=== Work to complete ===
In the court excerpt on contracts of enterprise and sales, what criterion did the reformed Civil Code set for telling a sale of future property apart from a contract of enterprise?

=== Selected excerpt ===
>> begin

The evidence revealed in this case that the value of the labour was always
higher than that of the materials, so it must be concluded the parties had a
contract for services, as the property was not used by the Appellant primarily
for the purpose of manufacturing or processing goods for sale or lease. As a
result, we must conclude that the property was not "qualified property"
for the purposes of the Appellant’s claim for credits for the year concerned.
[Emphasis added.]
[66]
It must be noted that
the third paragraph of article 2103 of the CCQ is found in Section II (Rights
and obligations of the parties) of Chapter VIII (Contract of enterprise or for
services) of Title Two (Nominate contracts) of Book Five (Obligations) of the
CCQ. Chapter I (Sale) of the same Title and Book has no
equivalent provision.
[67]
Justice Bédard
cites Professor Pierre‑Gabriel Jobin, who says in his book La vente at pages 6
and 7:
[translation]
4—Distinguishing from the contract of enterprise—The distinction between the sale of future property and the contract
of enterprise in which the contractor or seller provides the material and must
deliver the property once it is finished gave rise to some hesitation in the
former jurisprudence. In reforming the Civil Code, the legislature put
an end to this uncertainty. A new provision, taking up a judge's opinion
in an old case and the Vienna Convention solution (article 3), sets as
the distinguishing criterion the relative value of the work and the materials:
such contracts are now a priori considered contracts of enterprise; they
involve a sale when the work is "merely accessory" to the value of
the materials. For a sale to exist, there must therefore be evidence that the difference
between the respective value of the labour and the materials is so considerable
that the labour is perceived merely as an accessory. This solution has the merit
of clarity but completely ignores the qualitative aspect and is sometimes
unsatisfactory.

>> end

=== Recorded information ===
>> begin

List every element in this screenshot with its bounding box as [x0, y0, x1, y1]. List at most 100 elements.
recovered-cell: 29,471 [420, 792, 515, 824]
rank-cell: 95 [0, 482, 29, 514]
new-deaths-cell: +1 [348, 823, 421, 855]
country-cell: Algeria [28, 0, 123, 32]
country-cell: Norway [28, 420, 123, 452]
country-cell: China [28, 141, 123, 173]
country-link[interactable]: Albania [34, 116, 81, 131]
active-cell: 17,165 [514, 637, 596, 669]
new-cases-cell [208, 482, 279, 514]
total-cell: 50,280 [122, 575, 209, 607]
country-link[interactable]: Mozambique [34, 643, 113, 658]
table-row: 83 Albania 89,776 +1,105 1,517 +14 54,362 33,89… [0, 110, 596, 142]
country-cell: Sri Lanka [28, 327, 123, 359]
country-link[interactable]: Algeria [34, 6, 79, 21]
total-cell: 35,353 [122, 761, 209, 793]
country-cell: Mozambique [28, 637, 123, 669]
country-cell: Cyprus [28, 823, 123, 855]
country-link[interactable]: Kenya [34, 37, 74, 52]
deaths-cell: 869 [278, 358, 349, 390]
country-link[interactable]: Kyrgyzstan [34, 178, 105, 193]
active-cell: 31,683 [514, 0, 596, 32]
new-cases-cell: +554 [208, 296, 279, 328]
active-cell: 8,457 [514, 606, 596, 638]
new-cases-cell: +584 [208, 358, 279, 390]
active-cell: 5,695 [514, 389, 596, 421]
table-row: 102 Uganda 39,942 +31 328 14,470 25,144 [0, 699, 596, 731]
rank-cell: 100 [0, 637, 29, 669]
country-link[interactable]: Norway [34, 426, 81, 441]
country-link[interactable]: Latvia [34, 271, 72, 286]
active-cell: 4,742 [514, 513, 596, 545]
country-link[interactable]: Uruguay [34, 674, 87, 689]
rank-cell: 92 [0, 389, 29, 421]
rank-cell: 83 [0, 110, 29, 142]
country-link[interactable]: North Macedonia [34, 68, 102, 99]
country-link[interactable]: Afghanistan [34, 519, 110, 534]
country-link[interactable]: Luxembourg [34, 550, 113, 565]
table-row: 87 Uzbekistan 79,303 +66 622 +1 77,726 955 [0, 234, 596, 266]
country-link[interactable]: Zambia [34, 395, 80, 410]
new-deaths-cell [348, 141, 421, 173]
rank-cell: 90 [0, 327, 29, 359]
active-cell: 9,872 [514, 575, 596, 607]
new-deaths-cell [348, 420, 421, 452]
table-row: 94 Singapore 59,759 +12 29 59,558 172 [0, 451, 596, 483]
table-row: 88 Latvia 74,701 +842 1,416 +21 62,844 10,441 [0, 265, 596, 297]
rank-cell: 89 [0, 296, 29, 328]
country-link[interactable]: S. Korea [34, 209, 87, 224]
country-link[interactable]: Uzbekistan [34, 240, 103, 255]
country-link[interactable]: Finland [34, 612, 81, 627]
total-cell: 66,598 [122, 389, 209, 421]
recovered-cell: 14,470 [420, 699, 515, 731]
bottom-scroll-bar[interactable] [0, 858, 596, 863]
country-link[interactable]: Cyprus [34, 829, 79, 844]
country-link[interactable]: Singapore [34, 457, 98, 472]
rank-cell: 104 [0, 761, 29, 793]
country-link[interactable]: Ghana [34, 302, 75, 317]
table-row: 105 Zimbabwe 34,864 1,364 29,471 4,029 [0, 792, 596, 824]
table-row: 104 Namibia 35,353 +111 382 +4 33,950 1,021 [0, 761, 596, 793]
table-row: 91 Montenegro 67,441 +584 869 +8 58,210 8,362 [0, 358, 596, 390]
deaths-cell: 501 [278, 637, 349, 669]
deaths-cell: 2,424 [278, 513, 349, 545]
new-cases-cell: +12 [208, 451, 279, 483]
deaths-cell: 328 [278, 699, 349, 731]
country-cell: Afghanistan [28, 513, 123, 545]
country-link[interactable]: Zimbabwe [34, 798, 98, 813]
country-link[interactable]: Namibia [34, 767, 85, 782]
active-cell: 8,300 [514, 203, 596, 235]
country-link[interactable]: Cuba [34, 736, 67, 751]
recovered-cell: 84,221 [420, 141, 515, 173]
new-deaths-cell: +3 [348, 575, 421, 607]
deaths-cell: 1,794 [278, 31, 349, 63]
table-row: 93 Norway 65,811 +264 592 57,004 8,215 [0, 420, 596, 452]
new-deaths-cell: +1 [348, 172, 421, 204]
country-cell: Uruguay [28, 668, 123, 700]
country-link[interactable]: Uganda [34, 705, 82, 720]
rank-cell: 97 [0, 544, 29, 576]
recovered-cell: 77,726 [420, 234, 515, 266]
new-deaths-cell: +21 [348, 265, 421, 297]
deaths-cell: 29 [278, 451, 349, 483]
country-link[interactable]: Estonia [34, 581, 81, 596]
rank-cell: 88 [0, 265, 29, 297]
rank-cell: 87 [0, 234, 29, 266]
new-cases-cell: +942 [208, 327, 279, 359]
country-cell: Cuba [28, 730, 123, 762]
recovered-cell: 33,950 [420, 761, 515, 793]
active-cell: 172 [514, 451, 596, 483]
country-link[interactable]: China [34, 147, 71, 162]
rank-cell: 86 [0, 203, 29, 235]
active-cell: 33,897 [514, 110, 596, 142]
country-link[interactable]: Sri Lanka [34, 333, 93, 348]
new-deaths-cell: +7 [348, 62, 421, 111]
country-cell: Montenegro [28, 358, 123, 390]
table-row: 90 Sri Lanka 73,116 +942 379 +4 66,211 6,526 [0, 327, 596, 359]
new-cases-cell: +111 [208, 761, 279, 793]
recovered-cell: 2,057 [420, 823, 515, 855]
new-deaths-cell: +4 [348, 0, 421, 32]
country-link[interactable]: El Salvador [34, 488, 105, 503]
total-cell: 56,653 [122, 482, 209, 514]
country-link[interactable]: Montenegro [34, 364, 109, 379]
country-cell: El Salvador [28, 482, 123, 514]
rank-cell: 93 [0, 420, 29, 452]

>> end

=== Answer to the problem ===
The relative value of the work and the materials.